Task prompt →
Only a number is expected: how many lines in the data below contain the word "Contacts".

Data supplied →
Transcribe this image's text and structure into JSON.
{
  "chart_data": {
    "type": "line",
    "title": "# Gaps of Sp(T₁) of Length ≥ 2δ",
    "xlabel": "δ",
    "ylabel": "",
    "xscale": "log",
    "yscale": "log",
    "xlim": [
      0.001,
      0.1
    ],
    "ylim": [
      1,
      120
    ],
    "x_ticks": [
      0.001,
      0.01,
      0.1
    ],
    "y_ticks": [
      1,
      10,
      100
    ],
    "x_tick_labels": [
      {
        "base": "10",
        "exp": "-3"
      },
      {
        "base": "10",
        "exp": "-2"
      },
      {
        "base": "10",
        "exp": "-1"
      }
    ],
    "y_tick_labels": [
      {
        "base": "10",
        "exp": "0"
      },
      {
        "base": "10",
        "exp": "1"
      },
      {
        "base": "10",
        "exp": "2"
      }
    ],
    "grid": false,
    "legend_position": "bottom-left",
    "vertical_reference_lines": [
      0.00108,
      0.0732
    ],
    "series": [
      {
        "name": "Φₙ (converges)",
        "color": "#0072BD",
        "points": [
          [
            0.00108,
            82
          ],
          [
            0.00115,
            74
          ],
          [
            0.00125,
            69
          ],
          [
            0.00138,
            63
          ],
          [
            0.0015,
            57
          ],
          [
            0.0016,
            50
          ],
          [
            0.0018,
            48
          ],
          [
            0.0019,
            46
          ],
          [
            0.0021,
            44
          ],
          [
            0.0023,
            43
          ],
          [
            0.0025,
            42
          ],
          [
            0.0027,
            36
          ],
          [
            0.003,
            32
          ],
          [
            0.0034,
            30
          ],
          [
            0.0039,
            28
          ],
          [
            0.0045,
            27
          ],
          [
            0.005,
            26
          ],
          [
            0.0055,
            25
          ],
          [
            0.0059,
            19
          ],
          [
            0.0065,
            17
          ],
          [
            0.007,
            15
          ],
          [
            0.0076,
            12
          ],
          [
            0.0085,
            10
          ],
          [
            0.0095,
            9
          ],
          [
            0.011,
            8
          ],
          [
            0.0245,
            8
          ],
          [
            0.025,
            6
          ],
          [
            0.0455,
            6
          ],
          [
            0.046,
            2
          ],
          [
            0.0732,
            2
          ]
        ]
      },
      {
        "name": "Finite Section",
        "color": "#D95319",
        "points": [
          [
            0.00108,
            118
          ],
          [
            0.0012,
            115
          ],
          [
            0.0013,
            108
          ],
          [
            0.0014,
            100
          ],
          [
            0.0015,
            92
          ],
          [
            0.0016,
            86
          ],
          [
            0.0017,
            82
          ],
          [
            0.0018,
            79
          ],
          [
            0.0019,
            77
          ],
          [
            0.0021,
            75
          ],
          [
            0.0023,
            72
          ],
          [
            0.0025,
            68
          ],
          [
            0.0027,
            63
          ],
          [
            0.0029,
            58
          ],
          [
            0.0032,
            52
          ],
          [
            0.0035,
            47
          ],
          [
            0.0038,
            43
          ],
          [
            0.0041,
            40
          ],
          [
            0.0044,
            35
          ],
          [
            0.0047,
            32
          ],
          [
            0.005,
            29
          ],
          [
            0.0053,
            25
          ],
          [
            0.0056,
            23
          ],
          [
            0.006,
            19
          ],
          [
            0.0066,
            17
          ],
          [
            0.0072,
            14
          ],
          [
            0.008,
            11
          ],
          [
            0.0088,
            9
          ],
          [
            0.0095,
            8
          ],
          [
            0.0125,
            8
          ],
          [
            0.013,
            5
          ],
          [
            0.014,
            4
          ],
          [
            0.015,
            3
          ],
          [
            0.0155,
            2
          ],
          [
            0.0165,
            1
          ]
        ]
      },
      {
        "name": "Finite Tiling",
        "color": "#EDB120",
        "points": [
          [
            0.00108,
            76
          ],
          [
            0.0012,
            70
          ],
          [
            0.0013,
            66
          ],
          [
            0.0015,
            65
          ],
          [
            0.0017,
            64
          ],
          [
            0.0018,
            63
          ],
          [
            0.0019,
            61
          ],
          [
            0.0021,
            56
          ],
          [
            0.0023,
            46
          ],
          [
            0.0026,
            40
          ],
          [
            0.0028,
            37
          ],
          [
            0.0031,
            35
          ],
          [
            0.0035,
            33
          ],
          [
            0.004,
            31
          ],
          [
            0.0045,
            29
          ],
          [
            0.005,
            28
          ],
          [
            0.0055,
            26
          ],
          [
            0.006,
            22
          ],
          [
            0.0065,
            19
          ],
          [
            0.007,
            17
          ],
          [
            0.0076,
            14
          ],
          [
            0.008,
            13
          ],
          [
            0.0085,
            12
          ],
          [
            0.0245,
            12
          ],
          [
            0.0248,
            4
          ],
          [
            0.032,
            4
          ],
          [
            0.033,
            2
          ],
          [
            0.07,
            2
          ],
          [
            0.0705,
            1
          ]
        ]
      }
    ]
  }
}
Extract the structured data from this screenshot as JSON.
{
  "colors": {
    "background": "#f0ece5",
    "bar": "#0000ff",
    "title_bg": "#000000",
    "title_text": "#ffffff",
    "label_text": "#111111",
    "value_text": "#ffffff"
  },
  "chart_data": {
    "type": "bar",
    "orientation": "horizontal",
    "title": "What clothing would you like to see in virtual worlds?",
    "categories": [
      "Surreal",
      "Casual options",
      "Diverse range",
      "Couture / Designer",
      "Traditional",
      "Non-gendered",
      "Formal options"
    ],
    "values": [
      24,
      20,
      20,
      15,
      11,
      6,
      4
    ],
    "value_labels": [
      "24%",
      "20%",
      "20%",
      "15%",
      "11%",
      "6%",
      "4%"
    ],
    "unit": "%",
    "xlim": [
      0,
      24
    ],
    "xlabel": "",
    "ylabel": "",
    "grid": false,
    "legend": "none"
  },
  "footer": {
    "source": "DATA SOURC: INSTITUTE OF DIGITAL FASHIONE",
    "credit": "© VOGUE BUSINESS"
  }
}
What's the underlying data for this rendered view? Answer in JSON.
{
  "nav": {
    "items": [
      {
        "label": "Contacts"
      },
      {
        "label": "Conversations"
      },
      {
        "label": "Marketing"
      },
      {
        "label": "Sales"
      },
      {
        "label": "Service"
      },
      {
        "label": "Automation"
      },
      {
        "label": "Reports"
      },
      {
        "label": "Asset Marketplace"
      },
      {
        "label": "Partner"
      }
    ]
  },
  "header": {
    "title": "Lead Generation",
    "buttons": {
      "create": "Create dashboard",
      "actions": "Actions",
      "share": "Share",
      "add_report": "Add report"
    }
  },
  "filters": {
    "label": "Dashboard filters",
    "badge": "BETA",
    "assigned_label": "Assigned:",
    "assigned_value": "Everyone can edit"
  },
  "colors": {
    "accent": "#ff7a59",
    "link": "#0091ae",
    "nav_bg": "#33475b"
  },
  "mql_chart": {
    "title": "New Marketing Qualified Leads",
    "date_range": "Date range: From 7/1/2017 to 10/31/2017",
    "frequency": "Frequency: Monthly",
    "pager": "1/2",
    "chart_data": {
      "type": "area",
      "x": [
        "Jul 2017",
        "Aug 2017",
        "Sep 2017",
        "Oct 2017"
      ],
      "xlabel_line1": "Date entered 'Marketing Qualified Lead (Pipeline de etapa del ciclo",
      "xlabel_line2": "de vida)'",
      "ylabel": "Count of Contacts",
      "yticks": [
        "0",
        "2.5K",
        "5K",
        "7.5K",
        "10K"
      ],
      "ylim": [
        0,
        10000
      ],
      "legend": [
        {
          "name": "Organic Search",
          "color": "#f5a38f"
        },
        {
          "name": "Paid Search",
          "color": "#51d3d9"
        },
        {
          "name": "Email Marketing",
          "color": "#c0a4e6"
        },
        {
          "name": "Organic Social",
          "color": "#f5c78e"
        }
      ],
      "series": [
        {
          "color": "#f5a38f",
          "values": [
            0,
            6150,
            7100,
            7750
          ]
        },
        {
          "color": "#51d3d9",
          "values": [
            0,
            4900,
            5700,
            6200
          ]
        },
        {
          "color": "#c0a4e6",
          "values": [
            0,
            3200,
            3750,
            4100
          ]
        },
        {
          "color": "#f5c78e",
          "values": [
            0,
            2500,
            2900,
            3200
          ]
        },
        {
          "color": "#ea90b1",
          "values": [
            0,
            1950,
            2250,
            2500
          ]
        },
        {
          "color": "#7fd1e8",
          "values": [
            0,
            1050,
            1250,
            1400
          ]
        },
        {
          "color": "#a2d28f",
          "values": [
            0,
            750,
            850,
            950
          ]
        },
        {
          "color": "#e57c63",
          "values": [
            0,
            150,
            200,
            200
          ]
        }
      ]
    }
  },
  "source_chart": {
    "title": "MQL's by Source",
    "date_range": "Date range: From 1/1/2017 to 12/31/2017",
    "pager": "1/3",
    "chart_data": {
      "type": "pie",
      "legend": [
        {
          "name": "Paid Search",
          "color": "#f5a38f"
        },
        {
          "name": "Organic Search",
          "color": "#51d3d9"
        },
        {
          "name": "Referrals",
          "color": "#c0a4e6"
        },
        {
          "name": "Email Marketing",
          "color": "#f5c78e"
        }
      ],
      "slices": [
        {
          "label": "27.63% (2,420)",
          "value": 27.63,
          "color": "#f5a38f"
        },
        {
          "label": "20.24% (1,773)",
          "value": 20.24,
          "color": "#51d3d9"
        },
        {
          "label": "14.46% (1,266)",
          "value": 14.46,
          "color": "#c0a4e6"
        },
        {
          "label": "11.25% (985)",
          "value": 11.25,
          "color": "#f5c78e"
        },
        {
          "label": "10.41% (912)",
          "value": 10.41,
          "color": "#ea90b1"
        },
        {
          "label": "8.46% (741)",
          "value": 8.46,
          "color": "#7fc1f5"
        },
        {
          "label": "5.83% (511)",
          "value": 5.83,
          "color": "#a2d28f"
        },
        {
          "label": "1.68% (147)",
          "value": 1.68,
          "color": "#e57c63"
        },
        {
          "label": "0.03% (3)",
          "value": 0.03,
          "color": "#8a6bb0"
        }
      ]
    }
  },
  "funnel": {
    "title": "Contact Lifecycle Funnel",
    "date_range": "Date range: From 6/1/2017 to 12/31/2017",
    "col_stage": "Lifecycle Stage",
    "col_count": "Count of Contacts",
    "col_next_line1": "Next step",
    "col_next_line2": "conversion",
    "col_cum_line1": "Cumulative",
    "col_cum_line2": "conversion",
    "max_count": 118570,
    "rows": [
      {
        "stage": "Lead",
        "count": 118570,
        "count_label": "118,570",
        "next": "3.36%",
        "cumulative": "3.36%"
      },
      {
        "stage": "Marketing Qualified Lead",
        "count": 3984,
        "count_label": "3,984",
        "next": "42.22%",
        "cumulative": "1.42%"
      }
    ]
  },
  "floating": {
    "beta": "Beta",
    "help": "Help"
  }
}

Answer →
3